TASK STATEMENT - Find each line with the word "icon" in it, then give the total alone.
═══ INFORMATION PROVIDED ═══
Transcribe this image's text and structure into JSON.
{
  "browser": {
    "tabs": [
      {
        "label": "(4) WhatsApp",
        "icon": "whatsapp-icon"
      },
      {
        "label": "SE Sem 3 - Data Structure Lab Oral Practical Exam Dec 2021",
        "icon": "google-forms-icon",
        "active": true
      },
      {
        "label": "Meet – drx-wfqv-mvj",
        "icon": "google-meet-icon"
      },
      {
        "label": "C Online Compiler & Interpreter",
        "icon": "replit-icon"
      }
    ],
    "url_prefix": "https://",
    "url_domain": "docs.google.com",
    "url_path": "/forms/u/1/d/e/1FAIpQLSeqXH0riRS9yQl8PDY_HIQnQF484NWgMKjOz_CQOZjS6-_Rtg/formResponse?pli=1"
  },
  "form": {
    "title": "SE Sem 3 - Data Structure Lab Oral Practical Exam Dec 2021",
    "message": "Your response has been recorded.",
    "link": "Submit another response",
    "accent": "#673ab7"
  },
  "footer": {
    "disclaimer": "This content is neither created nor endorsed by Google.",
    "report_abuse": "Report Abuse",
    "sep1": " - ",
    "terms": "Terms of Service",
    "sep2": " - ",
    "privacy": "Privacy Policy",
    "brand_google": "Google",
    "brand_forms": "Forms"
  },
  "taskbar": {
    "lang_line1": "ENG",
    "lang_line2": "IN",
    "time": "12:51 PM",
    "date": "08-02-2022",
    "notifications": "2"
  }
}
═══
═══ INFORMATION PROVIDED ═══
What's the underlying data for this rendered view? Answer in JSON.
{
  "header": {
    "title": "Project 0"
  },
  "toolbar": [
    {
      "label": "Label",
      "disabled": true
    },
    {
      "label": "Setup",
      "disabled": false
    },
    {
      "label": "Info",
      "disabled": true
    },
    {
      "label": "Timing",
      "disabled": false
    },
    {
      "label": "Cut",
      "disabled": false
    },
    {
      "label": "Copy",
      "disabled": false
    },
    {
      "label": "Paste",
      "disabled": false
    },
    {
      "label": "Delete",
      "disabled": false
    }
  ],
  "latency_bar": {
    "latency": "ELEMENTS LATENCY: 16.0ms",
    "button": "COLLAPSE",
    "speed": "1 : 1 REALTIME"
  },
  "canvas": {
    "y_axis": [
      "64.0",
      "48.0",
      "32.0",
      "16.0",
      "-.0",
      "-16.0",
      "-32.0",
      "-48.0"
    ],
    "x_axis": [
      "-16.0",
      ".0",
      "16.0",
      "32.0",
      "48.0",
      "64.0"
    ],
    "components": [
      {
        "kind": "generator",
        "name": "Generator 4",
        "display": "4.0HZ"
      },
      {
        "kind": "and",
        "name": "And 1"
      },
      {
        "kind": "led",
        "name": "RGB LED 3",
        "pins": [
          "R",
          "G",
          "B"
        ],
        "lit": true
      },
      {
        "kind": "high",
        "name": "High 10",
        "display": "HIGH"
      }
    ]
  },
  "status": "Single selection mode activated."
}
═══
RESPONSE - 4